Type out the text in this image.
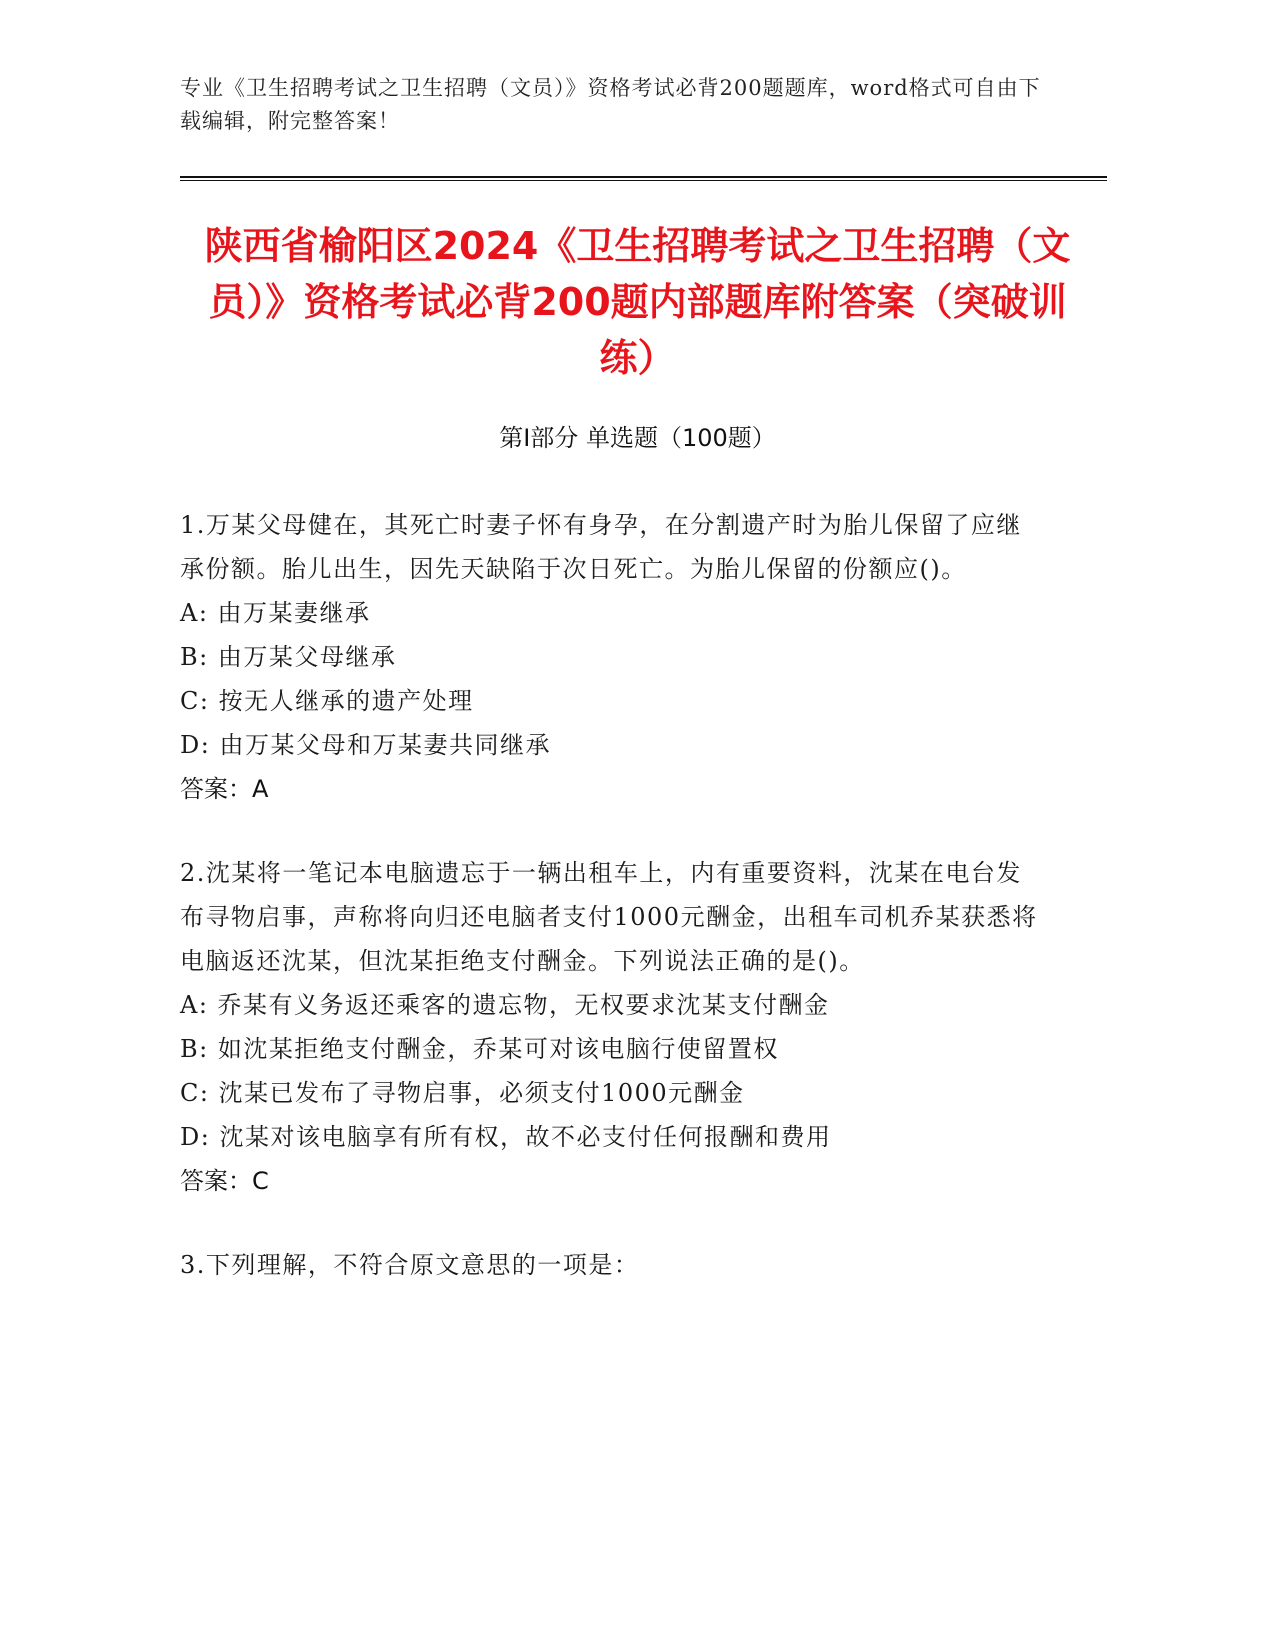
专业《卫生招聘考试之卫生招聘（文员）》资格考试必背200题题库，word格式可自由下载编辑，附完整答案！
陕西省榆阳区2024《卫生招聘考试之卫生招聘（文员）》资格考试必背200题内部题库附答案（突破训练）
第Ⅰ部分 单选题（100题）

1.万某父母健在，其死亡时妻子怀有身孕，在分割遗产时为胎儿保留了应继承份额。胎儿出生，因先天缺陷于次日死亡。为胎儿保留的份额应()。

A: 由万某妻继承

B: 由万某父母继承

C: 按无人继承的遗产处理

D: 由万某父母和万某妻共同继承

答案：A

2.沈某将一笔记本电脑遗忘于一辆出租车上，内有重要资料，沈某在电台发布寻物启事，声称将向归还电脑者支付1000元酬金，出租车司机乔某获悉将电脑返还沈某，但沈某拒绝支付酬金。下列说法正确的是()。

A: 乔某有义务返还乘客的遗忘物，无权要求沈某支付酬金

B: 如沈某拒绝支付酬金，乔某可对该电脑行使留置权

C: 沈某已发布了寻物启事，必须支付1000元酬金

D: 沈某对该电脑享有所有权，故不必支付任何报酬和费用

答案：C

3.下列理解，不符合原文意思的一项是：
============
▶ Work required
Output all of the data exactly as it stands, minus any images.

▶ Result
Type out the text in this image.
专业《卫生招聘考试之卫生招聘（文员）》资格考试必背200题题库，word格式可自由下载编辑，附完整答案！
陕西省榆阳区2024《卫生招聘考试之卫生招聘（文员）》资格考试必背200题内部题库附答案（突破训练）
第Ⅰ部分 单选题（100题）

1.万某父母健在，其死亡时妻子怀有身孕，在分割遗产时为胎儿保留了应继承份额。胎儿出生，因先天缺陷于次日死亡。为胎儿保留的份额应()。

A: 由万某妻继承

B: 由万某父母继承

C: 按无人继承的遗产处理

D: 由万某父母和万某妻共同继承

答案：A

2.沈某将一笔记本电脑遗忘于一辆出租车上，内有重要资料，沈某在电台发布寻物启事，声称将向归还电脑者支付1000元酬金，出租车司机乔某获悉将电脑返还沈某，但沈某拒绝支付酬金。下列说法正确的是()。

A: 乔某有义务返还乘客的遗忘物，无权要求沈某支付酬金

B: 如沈某拒绝支付酬金，乔某可对该电脑行使留置权

C: 沈某已发布了寻物启事，必须支付1000元酬金

D: 沈某对该电脑享有所有权，故不必支付任何报酬和费用

答案：C

3.下列理解，不符合原文意思的一项是：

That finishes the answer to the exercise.